抜粋した文章:
-=-=-=-=-

薬局や薬剤師が地域貢献する取り組みの一環として「かかりつけ薬剤師」制度が平成28年4月から始まった。現在(2017年9月)、かかりつけ薬剤師制度が2年目を迎え、その数を徐々に拡大している。厚生労働省や薬局などの広報により住民にも認識が広まりつつあるであろう。では、どうしてかかりつけ薬剤師が今求められているのだろうか。
かかりつけ薬剤師の存在意義とは
かかりつけ薬剤師とは、指定してもらった利用者を担当にもち、お薬のサポートをする薬剤師のこと。従来の薬剤師よりも利用者との距離が近いのが特徴である。
体調への気遣い
かかりつけ薬剤師と利用者の関係は “お薬のパートナーシップ”で結ばれている。なので、利用者が薬局へ来た場合、顔色や声色などの体調の変化に気をくばることができる。必要に応じて、医療機関への診察を促したりすることもある。
残薬の管理
かかりつけ薬剤師は利用者のこれまでの薬歴を把握している。薬歴を確認しながら、飲み切らなかった薬の確認などを適宜行っている。家庭に余っている薬が多くある場合、かかりつけ薬剤師が服用の指導を行っている。
対応が柔軟
かかりつけ薬剤師は利用者の症状や体質などをよく把握している。そのため、薬の服用などの相談などには柔軟に対応して解決方法を提案することができる。また、祝休日や夜間など薬局がしまっている場合でも、電話などで対応することも可能だ。

-=-=-=-=-

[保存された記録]
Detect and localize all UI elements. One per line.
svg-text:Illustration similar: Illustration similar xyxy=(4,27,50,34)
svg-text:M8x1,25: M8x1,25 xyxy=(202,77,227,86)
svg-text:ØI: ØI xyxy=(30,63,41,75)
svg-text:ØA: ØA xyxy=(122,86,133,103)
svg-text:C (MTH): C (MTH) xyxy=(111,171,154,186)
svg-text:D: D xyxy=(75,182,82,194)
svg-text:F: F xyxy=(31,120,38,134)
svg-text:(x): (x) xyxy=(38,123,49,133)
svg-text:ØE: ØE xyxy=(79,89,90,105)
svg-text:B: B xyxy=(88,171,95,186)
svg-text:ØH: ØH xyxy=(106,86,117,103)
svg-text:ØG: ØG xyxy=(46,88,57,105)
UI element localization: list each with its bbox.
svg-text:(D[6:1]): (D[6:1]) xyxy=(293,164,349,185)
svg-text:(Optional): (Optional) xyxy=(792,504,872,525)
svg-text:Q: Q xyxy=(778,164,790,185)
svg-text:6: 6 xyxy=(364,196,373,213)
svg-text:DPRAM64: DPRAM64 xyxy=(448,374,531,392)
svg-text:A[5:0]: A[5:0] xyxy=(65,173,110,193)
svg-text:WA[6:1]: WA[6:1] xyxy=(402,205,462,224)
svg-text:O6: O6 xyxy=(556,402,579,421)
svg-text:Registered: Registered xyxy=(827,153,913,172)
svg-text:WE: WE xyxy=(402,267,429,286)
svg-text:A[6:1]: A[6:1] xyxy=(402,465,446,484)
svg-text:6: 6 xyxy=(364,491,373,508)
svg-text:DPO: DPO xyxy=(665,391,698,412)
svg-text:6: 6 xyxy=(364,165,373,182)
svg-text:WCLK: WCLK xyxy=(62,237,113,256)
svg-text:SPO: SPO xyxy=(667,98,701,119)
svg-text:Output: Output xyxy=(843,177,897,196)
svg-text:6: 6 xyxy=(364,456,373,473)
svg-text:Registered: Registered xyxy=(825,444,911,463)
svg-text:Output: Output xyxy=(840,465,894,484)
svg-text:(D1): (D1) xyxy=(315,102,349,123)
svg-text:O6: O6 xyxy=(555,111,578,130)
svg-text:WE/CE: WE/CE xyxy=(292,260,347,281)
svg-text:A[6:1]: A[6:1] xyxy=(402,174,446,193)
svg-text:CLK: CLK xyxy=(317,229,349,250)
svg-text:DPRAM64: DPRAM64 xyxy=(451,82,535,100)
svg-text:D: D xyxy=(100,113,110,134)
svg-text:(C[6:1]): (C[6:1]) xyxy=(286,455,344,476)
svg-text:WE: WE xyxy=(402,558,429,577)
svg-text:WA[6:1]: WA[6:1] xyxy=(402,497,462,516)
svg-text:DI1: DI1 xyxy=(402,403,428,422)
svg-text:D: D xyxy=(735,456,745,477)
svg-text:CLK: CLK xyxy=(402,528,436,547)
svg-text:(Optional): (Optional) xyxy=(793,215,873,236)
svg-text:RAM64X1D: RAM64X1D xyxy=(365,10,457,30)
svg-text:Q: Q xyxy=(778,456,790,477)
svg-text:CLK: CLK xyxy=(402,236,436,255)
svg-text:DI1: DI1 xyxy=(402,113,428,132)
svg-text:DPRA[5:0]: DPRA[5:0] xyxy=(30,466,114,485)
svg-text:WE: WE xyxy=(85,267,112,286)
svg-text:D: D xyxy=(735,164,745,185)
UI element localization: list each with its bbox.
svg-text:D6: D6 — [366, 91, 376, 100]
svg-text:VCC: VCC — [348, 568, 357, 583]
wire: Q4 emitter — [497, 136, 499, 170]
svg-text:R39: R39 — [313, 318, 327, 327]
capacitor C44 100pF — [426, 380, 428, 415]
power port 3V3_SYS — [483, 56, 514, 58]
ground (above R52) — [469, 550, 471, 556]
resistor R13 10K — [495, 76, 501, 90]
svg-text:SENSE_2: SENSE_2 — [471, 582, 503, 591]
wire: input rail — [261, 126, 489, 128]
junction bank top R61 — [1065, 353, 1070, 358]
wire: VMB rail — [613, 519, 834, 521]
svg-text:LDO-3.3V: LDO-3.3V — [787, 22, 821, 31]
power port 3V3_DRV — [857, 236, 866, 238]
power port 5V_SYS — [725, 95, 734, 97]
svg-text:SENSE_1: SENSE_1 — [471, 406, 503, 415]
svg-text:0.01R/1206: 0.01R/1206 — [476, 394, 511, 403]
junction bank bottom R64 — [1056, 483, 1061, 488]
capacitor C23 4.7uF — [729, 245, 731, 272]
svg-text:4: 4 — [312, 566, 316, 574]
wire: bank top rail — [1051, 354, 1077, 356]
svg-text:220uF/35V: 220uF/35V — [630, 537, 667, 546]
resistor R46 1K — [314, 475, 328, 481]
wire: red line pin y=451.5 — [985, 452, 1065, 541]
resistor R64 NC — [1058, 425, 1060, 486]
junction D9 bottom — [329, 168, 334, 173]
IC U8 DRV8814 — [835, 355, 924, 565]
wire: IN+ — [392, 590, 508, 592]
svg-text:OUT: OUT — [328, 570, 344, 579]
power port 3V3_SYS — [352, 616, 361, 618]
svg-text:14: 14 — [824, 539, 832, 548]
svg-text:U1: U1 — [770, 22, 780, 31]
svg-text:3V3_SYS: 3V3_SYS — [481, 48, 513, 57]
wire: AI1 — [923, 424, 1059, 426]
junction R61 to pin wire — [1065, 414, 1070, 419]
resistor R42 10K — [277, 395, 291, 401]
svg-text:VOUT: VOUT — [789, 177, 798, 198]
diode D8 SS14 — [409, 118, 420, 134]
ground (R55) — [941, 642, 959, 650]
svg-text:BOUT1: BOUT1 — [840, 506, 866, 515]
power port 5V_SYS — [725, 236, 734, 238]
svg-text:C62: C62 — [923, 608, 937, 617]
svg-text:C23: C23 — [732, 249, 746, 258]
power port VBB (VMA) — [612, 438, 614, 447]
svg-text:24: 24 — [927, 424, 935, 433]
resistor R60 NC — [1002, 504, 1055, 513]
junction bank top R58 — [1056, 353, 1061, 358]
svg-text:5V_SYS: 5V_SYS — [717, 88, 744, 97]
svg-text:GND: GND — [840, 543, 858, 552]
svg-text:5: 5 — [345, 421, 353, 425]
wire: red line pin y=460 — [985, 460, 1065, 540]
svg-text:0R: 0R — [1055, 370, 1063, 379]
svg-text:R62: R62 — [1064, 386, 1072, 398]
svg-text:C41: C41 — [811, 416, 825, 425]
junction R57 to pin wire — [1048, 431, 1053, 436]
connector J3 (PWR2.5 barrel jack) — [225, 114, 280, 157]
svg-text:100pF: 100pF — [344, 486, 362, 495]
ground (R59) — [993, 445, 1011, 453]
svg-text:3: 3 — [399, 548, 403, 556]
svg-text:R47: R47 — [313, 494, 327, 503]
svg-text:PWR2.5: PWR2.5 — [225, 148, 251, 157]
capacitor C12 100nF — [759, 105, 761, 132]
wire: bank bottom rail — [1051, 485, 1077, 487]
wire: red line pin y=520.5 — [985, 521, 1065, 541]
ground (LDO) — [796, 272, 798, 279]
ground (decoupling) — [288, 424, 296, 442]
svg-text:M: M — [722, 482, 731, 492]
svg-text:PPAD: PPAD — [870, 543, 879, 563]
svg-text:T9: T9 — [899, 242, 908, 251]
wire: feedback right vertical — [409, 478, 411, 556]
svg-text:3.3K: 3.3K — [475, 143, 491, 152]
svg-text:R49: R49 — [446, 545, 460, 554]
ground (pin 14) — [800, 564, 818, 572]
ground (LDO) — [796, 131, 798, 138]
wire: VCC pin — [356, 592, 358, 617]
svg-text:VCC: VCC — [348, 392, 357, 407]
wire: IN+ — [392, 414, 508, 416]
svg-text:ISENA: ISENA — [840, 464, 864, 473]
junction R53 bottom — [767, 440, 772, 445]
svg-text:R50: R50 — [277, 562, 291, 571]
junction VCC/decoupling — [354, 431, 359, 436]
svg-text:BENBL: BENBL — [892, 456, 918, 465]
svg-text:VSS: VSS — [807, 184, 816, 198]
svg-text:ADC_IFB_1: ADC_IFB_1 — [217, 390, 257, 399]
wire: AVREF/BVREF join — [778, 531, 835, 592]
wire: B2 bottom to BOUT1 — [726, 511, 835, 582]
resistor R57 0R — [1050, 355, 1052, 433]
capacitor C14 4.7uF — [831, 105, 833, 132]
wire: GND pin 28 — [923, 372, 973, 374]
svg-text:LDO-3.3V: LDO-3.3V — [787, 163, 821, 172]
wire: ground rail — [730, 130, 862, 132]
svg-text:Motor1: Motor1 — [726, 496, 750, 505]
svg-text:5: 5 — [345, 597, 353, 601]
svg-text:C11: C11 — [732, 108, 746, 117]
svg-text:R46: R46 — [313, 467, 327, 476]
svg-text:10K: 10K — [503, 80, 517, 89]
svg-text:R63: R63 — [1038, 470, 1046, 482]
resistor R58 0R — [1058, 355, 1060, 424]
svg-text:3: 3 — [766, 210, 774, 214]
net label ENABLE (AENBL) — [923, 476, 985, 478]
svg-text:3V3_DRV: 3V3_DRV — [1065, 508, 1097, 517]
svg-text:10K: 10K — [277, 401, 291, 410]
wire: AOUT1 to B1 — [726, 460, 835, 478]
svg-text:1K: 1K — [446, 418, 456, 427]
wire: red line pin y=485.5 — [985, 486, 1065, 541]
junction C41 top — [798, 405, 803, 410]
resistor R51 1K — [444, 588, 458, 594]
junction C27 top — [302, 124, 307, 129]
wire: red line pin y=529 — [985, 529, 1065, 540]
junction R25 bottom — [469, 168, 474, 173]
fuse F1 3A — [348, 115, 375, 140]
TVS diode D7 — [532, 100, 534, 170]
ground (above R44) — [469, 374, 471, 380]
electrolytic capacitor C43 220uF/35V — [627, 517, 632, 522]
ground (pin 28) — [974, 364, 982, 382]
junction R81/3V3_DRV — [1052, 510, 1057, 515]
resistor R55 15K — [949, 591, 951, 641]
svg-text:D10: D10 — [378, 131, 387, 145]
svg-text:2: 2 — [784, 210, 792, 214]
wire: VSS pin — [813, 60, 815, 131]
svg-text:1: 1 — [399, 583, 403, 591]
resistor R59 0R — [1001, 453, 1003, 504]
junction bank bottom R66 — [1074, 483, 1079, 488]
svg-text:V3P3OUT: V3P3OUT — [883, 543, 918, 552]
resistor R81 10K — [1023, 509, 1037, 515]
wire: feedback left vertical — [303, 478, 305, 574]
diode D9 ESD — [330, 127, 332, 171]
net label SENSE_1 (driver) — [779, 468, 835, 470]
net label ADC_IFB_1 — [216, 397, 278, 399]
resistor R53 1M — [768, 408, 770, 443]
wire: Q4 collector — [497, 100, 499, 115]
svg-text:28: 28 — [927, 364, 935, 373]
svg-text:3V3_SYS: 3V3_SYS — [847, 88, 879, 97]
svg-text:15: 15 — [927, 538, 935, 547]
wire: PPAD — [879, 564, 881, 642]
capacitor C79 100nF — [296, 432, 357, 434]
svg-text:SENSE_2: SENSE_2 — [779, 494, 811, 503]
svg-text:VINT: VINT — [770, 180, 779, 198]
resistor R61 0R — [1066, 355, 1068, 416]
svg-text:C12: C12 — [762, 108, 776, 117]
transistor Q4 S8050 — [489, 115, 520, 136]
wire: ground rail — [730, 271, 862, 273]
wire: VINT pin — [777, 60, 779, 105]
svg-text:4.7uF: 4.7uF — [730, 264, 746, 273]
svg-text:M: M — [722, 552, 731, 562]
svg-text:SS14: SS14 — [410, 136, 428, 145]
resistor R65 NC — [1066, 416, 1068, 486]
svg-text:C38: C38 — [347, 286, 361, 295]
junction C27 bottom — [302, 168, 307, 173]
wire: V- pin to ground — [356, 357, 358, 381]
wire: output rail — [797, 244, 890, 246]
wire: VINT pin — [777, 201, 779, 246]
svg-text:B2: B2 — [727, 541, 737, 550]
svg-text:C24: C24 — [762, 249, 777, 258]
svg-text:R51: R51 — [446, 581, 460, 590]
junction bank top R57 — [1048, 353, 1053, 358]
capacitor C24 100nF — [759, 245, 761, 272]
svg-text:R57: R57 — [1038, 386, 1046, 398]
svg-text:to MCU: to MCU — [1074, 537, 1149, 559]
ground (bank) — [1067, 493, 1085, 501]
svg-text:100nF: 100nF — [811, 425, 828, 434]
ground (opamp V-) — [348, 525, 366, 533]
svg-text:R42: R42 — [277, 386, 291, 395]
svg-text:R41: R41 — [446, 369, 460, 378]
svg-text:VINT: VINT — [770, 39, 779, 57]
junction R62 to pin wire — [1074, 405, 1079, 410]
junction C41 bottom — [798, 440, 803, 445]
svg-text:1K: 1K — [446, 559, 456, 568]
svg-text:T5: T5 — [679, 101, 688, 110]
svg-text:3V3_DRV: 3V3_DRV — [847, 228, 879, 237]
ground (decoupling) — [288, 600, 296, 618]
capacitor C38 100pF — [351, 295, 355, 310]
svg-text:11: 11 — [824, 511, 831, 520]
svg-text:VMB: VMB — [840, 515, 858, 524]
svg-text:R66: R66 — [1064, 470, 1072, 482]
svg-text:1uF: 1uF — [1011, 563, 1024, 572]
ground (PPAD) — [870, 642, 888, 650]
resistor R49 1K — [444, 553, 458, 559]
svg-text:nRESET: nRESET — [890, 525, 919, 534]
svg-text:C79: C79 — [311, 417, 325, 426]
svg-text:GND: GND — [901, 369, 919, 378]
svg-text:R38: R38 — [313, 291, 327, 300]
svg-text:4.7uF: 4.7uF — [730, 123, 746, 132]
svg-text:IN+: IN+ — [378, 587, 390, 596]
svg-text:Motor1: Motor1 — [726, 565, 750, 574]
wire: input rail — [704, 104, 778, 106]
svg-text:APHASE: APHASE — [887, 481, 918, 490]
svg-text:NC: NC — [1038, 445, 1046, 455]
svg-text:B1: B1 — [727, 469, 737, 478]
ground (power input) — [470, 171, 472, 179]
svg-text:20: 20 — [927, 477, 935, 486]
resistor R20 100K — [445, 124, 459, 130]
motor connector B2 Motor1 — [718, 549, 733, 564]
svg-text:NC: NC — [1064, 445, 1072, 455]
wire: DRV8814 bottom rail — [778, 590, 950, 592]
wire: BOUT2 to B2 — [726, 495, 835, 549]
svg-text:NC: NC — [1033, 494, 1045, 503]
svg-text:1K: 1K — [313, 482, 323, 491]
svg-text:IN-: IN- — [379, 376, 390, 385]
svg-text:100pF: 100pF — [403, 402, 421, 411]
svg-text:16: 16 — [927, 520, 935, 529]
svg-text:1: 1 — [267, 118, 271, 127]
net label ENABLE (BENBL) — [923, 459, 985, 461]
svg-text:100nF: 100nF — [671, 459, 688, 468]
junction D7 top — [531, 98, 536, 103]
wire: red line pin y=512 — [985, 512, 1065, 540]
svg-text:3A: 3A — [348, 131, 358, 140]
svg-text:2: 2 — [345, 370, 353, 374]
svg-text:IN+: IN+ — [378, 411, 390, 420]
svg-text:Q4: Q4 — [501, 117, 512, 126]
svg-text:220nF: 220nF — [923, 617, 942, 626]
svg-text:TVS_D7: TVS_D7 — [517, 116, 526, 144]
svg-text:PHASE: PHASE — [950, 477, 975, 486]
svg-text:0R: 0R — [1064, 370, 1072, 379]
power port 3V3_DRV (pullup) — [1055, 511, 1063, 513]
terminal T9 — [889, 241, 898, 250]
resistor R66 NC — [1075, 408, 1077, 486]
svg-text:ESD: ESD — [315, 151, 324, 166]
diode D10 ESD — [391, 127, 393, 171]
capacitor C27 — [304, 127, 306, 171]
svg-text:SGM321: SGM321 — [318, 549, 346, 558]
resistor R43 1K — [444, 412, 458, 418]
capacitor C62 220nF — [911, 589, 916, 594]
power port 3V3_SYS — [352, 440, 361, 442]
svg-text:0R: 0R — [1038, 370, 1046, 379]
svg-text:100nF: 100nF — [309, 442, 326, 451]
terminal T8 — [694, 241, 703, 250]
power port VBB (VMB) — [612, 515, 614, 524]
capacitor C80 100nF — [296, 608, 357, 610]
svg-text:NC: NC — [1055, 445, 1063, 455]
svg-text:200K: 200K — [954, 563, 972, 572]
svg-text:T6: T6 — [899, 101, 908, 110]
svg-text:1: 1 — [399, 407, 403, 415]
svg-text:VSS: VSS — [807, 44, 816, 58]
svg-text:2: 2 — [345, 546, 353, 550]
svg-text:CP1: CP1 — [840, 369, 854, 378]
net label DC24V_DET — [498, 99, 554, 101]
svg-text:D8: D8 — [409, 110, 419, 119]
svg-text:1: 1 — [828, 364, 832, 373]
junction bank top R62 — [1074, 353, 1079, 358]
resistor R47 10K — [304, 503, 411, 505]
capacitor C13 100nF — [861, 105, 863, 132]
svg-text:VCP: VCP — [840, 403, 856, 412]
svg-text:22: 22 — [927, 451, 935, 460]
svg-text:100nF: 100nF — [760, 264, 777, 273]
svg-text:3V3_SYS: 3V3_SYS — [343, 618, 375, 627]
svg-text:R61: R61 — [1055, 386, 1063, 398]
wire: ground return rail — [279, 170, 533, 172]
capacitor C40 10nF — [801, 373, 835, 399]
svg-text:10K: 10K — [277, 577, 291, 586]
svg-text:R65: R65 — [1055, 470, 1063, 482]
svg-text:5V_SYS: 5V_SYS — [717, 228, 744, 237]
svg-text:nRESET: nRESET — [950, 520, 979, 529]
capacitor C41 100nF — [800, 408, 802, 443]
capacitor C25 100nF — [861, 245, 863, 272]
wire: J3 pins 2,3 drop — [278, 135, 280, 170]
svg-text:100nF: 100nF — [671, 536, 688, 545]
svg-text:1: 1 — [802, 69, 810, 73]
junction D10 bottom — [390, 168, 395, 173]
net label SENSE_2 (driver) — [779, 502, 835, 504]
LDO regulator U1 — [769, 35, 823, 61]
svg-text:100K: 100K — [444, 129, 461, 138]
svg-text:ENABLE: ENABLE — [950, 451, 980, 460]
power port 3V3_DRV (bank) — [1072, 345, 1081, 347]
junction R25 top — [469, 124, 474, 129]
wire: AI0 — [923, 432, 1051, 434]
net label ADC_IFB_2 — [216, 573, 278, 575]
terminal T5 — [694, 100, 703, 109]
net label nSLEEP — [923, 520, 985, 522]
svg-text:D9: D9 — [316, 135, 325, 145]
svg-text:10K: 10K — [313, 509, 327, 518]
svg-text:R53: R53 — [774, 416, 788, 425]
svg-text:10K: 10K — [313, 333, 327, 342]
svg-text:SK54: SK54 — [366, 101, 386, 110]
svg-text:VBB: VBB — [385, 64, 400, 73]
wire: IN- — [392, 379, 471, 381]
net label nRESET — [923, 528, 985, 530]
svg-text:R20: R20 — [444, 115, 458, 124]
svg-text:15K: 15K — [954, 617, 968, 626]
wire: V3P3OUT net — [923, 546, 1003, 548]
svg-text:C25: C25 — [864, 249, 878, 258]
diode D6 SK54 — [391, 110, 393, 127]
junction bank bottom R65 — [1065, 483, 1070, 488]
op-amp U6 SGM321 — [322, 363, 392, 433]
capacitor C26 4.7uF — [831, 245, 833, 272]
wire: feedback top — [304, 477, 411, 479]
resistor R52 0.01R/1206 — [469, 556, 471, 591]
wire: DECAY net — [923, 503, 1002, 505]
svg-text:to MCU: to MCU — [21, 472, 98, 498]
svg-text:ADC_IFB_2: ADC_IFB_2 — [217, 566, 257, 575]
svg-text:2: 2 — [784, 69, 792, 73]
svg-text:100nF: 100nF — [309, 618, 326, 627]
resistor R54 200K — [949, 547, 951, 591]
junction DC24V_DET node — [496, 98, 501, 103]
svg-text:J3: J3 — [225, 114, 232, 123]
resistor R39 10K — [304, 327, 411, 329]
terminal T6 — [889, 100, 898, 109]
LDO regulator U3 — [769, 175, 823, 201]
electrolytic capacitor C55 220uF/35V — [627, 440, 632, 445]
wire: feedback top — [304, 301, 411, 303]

-=-=-=-=-

必要な作業:
**1.** かかりつけ薬剤師についての文章のうち、「薬局や薬剤師が地域貢献する取」を含む語句で始まり「の距離が近いのが特徴である。」で終わる部分を、「利用者」を「患者」に置き換えて書き直してください。
**2.** かかりつけ薬剤師についての文章をもとに、次の問いに答えてください。
(a) かかりつけ薬剤師制度はいつから始まったか。
(b) 家庭に余っている薬が多くある場合、かかりつけ薬剤師は何を行っているか。
(c) 祝休日や夜間など薬局がしまっている場合、かかりつけ薬剤師はどのような手段で対応することがあるか。
これらの項目は別の出典から取ったものです。

番号付き回答:
**1.**
薬局や薬剤師が地域貢献する取り組みの一環として「かかりつけ薬剤師」制度が平成28年4月から始まった。現在(2017年9月)、かかりつけ薬剤師制度が2年目を迎え、その数を徐々に拡大している。厚生労働省や薬局などの広報により住民にも認識が広まりつつあるであろう。では、どうしてかかりつけ薬剤師が今求められているのだろうか。
かかりつけ薬剤師の存在意義とは
かかりつけ薬剤師とは、指定してもらった患者を担当にもち、お薬のサポートをする薬剤師のこと。従来の薬剤師よりも患者との距離が近いのが特徴である。

**2.**
(a) 平成28年4月から。
(b) 服用の指導を行っている。
(c) 電話などで対応する。